[Stored data]

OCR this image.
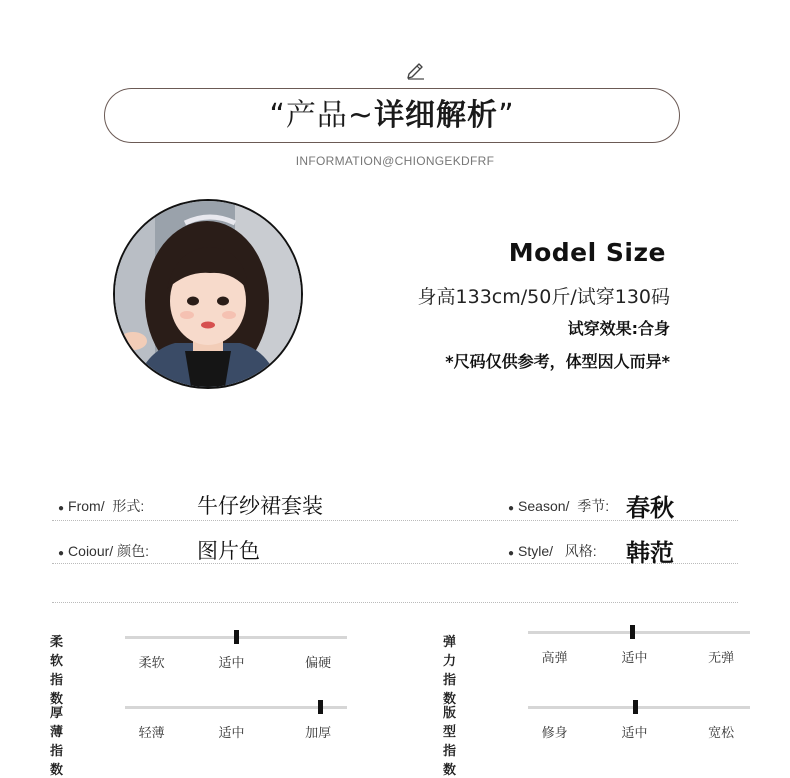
“产品~详细解析”
INFORMATION@CHIONGEKDFRF
Model Size
身高133cm/50斤/试穿130码
试穿效果:合身
*尺码仅供参考，体型因人而异*
● From/ 形式:	牛仔纱裙套装	● Season/ 季节: 春秋
● Coiour/ 颜色: 图片色	● Style/ 风格: 韩范
柔软指数
柔软	适中	偏硬
弹力指数
高弹	适中	无弹
厚薄指数
轻薄	适中	加厚
版型指数
修身	适中	宽松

| Task to carry out |
Write every record out again exactly; no pictures belong in the copy.

| Written reply |
OCR this image.
“产品~详细解析”
INFORMATION@CHIONGEKDFRF
Model Size
身高133cm/50斤/试穿130码
试穿效果:合身
*尺码仅供参考，体型因人而异*
● From/ 形式:	牛仔纱裙套装	● Season/ 季节: 春秋
● Coiour/ 颜色: 图片色	● Style/ 风格: 韩范
柔软指数
柔软	适中	偏硬
弹力指数
高弹	适中	无弹
厚薄指数
轻薄	适中	加厚
版型指数
修身	适中	宽松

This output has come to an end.